Using the material below, copy every line where "EPIC" appears.
*** DATA IN THIS EXERCISE ***
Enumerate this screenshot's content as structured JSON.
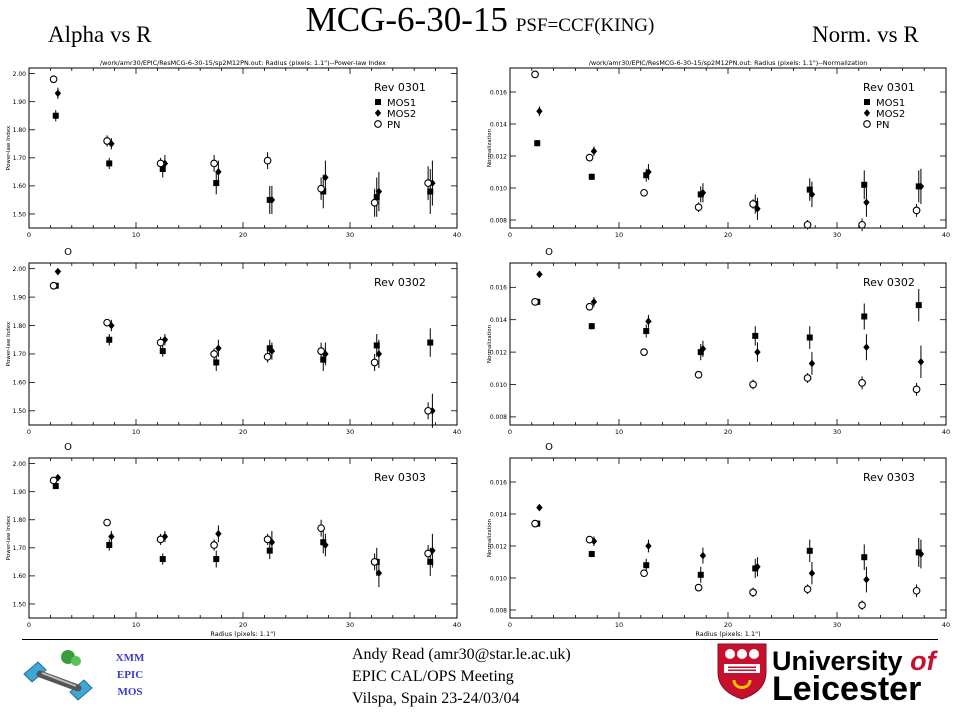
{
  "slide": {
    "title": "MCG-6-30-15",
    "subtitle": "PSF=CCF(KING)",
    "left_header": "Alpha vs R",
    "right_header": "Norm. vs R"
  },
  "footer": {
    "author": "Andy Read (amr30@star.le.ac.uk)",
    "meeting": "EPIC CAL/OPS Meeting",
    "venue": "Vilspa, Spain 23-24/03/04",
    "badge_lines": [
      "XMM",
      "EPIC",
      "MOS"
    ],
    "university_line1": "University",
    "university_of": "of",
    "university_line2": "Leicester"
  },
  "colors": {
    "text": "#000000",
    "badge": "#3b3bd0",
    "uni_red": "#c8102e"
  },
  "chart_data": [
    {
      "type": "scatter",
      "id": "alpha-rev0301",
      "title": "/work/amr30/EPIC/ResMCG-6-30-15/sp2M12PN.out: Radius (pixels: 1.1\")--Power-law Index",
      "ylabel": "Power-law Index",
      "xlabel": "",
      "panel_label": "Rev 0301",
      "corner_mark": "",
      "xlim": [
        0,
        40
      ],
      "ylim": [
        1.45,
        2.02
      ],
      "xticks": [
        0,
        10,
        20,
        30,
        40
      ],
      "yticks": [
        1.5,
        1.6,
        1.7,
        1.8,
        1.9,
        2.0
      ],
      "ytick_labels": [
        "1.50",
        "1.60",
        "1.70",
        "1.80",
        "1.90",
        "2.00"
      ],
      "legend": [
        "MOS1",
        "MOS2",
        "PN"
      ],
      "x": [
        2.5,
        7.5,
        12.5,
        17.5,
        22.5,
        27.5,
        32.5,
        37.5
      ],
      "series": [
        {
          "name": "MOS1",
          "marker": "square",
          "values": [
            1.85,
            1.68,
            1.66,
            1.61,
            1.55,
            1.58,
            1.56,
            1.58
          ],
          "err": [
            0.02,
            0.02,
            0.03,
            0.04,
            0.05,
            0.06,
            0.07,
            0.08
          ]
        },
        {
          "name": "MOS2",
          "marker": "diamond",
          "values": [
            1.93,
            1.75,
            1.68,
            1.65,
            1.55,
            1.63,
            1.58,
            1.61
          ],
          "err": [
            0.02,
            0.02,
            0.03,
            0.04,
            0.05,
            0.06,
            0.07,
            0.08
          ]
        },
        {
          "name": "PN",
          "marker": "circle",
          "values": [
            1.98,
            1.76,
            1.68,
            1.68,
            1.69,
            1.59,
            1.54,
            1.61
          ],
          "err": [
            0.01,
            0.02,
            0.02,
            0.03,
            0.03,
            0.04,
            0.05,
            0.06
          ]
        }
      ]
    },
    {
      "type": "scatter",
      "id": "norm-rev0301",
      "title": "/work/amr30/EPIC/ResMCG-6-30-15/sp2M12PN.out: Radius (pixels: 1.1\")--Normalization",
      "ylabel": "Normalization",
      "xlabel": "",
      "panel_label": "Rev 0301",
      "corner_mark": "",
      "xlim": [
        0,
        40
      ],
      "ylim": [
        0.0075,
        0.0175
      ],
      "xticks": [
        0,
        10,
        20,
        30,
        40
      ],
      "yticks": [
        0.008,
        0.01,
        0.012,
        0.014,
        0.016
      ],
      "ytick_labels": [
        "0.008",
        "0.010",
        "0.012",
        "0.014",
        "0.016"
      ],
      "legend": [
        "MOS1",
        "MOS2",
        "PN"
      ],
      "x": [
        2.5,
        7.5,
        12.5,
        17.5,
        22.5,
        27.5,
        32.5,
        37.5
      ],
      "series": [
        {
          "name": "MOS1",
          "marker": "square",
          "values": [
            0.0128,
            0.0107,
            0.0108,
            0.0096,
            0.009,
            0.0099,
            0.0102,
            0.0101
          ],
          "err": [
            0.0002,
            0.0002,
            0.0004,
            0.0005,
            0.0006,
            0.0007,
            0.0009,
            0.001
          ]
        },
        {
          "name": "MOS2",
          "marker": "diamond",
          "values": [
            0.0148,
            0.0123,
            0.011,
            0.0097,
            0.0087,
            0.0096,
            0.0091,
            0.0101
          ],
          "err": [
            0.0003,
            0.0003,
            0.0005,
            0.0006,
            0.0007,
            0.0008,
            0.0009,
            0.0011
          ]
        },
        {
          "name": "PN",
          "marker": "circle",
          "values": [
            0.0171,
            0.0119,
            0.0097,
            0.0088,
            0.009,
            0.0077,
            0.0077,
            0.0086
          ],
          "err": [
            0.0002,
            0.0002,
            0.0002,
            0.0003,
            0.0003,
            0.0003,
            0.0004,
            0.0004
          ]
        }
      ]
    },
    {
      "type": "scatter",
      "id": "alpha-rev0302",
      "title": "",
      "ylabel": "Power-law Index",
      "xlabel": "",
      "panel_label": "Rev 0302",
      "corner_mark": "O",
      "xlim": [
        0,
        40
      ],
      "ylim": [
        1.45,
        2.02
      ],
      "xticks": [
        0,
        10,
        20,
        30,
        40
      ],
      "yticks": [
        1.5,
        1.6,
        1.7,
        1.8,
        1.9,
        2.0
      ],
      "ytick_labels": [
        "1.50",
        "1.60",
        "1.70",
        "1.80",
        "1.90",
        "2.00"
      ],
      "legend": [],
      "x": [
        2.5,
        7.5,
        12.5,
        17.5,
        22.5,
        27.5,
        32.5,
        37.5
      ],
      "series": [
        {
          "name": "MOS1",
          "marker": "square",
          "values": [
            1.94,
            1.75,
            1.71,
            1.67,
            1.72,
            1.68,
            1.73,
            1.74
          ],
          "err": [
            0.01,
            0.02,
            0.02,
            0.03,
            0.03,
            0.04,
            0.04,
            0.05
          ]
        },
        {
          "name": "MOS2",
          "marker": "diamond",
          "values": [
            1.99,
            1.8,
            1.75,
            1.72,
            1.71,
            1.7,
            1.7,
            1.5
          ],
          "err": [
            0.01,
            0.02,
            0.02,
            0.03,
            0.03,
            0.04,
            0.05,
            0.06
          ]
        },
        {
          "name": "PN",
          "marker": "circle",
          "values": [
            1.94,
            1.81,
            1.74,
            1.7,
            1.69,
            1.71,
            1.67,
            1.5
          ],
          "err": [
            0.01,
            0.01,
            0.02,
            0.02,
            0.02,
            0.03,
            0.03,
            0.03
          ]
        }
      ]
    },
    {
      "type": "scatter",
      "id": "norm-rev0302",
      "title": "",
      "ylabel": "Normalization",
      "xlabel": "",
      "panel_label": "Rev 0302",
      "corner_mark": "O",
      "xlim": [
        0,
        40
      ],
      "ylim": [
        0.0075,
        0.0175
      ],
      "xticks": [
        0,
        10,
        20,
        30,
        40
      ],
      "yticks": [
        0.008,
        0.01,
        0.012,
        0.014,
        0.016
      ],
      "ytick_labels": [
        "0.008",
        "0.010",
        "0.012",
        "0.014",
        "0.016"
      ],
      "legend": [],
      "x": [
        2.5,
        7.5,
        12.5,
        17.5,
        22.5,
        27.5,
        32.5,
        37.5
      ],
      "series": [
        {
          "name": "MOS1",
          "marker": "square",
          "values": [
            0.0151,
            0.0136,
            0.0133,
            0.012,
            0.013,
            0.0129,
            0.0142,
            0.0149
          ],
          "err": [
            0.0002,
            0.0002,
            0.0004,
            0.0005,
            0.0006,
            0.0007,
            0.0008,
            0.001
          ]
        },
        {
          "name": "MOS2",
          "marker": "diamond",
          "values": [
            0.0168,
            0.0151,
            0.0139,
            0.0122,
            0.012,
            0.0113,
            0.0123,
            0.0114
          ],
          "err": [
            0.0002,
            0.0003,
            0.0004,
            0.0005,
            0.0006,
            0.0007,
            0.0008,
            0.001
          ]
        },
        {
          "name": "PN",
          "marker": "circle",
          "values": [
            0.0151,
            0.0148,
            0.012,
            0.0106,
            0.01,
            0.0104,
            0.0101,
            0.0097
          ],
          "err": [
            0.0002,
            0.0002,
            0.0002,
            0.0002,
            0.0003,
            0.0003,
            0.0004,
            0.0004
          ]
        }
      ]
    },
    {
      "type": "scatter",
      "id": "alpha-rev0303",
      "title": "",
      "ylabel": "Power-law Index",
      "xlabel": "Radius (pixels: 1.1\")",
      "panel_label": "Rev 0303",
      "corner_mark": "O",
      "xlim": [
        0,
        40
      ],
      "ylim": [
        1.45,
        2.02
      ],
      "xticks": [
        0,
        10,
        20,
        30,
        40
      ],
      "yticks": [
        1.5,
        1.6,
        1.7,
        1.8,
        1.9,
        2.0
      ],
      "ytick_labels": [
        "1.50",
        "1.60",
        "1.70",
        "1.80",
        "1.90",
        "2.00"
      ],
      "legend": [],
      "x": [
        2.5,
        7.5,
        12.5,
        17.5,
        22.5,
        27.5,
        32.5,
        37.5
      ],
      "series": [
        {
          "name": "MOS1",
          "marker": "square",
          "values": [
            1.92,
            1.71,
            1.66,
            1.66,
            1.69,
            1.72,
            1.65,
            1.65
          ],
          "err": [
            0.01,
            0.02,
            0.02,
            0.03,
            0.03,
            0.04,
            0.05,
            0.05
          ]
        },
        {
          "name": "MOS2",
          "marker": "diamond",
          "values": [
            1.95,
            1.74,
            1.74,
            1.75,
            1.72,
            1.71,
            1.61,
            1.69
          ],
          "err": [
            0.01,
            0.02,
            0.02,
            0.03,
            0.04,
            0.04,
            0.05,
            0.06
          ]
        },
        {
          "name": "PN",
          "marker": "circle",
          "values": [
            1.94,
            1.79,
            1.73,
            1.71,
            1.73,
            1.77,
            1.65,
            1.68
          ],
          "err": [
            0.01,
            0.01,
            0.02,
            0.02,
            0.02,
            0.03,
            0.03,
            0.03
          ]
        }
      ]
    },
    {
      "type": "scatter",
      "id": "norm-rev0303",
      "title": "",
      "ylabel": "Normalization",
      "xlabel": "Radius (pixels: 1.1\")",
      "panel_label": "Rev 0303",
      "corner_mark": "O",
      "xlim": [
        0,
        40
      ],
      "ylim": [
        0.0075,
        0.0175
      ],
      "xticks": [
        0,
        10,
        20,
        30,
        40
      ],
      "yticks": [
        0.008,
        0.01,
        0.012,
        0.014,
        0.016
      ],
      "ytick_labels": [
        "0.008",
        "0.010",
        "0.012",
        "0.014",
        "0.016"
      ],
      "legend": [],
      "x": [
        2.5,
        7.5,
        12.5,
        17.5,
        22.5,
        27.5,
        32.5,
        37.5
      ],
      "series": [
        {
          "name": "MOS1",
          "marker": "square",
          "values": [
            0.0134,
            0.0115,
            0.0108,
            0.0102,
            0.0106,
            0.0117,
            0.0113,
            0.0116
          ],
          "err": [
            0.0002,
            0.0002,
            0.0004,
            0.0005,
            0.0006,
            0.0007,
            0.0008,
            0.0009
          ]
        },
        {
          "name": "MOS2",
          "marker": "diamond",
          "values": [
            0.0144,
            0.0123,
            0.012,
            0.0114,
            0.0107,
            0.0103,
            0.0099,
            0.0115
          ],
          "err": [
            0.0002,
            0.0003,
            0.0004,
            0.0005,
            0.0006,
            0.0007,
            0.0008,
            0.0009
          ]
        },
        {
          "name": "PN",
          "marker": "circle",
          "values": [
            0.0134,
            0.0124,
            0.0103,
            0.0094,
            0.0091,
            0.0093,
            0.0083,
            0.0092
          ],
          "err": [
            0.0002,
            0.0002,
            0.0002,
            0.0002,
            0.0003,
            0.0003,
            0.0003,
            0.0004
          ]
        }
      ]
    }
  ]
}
***
## WRITTEN RESPONSE
    "meeting": "EPIC CAL/OPS Meeting",
      "EPIC",
      "title": "/work/amr30/EPIC/ResMCG-6-30-15/sp2M12PN.out: Radius (pixels: 1.1\")--Power-law Index",
      "title": "/work/amr30/EPIC/ResMCG-6-30-15/sp2M12PN.out: Radius (pixels: 1.1\")--Normalization",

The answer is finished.